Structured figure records
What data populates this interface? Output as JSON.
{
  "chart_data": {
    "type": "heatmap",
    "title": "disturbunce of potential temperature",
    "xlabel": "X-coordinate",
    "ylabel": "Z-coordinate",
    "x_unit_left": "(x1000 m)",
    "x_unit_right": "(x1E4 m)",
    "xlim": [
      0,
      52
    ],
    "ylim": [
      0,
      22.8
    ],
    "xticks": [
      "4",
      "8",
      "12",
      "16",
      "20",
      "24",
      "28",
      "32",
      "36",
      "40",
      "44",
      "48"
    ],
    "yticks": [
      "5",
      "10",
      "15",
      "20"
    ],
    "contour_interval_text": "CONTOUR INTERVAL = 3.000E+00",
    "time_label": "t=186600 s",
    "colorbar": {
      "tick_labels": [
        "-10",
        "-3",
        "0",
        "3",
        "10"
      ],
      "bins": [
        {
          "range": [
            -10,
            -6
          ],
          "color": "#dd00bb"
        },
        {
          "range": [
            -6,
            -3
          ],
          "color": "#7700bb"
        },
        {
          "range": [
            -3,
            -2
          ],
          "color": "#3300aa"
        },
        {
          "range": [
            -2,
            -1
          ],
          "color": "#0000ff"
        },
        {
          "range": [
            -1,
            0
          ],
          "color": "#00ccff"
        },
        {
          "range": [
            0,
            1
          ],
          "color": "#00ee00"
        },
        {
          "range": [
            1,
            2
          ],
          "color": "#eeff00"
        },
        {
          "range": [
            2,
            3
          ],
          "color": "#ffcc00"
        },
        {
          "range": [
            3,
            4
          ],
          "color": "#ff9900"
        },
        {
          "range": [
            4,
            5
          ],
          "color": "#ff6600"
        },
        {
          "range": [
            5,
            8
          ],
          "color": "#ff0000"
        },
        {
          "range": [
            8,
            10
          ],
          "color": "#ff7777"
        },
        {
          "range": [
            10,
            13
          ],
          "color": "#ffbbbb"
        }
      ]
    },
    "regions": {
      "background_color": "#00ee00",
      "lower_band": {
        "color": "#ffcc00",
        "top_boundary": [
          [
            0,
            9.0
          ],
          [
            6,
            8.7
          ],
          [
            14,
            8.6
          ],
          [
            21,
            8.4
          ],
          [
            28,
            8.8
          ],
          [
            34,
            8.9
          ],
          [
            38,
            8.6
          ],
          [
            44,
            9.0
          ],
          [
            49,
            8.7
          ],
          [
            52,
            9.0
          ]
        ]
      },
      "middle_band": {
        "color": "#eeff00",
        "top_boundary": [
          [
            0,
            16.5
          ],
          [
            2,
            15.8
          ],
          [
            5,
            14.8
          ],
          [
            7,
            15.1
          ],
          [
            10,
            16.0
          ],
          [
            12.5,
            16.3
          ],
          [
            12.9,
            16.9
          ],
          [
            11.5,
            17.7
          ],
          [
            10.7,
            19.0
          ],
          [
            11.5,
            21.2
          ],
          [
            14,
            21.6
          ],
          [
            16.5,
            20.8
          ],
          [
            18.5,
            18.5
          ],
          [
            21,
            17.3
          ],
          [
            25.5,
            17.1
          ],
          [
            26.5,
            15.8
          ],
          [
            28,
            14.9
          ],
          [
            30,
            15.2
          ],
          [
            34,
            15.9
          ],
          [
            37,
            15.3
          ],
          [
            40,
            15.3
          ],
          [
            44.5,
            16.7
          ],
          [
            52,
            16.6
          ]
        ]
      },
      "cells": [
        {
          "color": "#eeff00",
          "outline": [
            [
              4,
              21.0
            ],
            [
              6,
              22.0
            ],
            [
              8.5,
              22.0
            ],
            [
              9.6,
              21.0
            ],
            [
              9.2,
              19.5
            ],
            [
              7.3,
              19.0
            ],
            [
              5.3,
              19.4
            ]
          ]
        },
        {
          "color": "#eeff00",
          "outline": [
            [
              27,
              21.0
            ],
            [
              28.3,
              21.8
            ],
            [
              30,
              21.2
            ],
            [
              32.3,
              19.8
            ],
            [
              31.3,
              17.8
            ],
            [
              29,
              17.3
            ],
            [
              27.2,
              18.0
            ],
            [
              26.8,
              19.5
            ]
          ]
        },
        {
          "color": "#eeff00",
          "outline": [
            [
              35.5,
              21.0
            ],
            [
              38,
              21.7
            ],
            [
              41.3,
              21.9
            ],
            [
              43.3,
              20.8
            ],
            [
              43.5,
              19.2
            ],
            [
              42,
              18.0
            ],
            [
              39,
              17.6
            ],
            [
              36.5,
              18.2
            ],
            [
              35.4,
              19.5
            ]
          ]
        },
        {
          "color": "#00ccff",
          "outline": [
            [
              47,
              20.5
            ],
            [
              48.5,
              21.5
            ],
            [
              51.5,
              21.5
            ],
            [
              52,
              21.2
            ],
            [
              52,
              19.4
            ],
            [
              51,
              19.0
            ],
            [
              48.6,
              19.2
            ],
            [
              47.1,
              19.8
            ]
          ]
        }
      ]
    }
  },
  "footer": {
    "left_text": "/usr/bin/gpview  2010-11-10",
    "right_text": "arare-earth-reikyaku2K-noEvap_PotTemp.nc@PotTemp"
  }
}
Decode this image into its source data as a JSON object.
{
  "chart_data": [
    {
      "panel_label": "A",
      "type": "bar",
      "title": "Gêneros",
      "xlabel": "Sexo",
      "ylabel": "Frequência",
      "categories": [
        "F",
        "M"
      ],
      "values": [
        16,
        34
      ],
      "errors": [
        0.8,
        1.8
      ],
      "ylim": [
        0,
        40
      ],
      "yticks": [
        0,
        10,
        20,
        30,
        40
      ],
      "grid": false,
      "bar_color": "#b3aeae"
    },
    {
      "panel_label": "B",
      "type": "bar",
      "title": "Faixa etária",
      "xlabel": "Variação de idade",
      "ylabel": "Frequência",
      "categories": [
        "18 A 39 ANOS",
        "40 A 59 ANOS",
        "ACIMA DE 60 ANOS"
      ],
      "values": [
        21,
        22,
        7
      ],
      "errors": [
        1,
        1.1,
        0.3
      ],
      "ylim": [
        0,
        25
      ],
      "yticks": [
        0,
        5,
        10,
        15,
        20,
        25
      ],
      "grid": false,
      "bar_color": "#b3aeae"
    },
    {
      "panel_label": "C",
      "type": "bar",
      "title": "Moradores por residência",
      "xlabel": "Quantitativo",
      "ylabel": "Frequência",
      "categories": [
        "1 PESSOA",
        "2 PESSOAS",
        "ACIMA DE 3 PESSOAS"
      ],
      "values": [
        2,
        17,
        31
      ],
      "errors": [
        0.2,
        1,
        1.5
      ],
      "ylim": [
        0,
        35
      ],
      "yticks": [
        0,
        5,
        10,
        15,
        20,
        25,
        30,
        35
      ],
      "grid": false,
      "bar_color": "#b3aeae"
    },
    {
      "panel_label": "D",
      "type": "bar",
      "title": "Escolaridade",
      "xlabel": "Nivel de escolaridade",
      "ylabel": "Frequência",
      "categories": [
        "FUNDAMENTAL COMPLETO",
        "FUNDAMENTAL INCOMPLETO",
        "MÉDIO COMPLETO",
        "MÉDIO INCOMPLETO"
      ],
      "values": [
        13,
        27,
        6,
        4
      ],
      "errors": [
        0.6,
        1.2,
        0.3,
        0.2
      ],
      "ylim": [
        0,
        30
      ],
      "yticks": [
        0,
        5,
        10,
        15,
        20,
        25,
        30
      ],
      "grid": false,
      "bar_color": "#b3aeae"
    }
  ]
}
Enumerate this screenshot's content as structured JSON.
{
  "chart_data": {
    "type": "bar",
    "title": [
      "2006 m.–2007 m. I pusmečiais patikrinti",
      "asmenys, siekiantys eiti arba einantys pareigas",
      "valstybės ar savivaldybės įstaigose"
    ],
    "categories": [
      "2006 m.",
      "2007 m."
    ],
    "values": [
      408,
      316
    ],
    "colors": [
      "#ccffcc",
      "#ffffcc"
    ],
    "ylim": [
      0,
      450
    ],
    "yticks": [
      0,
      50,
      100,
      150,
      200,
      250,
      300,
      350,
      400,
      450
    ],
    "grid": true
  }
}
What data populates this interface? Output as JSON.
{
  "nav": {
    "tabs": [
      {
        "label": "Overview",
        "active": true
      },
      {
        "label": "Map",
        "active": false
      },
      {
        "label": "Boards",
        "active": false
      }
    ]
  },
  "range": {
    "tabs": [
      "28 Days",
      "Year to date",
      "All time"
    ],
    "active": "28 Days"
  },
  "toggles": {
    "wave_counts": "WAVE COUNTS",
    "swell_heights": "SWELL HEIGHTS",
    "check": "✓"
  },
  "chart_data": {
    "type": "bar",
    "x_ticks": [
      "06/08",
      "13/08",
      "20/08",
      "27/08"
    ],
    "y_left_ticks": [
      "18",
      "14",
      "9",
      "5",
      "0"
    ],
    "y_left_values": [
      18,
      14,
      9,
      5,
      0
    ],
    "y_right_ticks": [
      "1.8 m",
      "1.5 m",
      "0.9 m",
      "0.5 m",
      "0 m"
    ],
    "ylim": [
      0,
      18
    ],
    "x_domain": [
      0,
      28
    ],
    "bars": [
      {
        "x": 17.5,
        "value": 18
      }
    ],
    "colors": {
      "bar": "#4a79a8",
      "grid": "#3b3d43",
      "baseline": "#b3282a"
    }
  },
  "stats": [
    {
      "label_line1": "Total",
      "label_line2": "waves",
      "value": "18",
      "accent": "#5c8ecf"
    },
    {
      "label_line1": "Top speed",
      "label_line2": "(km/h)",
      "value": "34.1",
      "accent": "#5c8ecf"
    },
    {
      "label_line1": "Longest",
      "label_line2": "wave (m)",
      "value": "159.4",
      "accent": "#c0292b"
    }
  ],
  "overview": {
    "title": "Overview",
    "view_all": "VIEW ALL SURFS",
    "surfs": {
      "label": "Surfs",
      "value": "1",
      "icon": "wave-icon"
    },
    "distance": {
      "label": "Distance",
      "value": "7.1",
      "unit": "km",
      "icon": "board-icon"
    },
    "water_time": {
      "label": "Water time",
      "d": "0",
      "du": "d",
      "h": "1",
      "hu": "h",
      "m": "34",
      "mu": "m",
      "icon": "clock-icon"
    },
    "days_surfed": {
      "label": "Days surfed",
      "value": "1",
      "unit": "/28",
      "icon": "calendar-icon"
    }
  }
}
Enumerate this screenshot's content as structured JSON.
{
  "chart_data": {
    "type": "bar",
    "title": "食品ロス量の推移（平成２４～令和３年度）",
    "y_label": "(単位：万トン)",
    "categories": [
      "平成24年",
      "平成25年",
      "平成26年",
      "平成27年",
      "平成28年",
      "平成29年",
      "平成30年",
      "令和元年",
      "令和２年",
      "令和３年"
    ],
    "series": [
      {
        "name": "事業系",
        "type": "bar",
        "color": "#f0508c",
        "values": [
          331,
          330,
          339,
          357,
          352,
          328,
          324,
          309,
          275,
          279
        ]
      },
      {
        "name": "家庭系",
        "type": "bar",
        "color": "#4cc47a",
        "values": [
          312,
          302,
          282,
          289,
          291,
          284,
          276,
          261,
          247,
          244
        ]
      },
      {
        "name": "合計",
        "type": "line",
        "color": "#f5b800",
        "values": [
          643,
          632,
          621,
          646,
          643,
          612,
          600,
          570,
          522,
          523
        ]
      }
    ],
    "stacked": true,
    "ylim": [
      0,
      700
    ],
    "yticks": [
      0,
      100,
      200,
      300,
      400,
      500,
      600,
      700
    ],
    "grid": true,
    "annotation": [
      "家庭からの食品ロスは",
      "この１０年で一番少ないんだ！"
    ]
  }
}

> **YOUR GOAL**
Copy each line of the listing in which the word "coordinate" can be found.

> **SOLUTION BELOW**
    "xlabel": "X-coordinate",
    "ylabel": "Z-coordinate",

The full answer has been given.